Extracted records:
::::

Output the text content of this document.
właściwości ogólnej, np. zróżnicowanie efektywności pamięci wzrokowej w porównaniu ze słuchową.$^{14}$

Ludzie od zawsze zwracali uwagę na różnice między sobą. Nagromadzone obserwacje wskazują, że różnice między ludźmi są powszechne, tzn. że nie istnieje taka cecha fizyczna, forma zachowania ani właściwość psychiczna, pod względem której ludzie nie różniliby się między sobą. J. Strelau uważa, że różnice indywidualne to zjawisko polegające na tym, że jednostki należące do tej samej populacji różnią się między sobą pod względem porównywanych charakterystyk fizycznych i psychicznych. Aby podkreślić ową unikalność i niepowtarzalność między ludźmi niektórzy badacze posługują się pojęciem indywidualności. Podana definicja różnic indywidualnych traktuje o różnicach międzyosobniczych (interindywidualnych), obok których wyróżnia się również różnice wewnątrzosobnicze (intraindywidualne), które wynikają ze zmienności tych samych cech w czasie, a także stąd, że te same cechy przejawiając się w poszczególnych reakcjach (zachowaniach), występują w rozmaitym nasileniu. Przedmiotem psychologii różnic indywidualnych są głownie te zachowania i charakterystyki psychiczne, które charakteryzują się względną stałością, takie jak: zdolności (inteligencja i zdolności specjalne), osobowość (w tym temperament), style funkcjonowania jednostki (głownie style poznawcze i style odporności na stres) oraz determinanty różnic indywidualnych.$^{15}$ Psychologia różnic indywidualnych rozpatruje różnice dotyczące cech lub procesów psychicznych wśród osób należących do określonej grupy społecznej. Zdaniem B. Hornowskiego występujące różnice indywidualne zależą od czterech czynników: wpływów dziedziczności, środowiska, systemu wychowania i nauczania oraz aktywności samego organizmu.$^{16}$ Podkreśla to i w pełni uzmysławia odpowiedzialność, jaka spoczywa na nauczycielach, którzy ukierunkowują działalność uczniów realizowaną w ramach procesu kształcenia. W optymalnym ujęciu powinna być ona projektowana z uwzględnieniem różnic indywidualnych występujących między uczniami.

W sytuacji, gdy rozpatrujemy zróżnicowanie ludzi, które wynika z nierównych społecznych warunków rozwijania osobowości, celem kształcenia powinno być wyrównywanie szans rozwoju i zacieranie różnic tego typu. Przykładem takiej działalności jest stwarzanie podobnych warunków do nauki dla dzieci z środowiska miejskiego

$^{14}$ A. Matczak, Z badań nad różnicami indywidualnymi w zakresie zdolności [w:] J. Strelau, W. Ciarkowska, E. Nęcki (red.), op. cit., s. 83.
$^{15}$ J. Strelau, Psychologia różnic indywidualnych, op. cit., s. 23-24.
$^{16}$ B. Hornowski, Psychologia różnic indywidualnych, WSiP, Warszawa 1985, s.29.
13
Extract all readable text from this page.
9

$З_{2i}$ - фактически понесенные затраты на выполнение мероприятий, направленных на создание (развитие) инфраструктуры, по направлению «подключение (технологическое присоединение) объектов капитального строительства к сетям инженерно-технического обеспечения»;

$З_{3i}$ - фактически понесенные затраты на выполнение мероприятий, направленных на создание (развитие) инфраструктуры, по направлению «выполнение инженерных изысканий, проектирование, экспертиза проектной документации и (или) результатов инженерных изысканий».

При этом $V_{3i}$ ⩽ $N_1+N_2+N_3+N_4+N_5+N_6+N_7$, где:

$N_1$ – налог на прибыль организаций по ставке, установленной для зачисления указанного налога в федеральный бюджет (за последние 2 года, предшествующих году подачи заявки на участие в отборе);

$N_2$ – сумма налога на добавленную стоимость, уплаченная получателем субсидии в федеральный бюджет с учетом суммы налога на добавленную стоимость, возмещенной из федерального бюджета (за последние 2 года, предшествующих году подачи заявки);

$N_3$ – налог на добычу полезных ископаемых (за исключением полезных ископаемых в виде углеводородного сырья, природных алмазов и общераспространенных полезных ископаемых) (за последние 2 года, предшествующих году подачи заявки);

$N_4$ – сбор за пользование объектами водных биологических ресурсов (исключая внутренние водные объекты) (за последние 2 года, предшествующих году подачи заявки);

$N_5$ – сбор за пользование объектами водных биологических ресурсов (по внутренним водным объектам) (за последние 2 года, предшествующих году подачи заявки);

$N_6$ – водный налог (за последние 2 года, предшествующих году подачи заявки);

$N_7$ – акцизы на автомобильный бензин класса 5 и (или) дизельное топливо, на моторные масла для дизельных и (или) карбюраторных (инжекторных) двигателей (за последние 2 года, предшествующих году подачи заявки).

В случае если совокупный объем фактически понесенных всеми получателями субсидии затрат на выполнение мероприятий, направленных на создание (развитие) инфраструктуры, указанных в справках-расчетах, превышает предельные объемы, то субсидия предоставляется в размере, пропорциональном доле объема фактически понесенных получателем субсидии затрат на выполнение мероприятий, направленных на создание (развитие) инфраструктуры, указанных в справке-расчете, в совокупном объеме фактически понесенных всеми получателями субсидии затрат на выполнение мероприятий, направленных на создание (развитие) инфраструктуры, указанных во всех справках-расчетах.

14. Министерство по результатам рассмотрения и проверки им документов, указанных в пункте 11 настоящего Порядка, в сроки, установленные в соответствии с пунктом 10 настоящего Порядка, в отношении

::::

> [Exercise prompt]: Show, from the listing above, each line that contains the word "text".

> [Task answer]:
Output the text content of this document.
Extract all readable text from this page.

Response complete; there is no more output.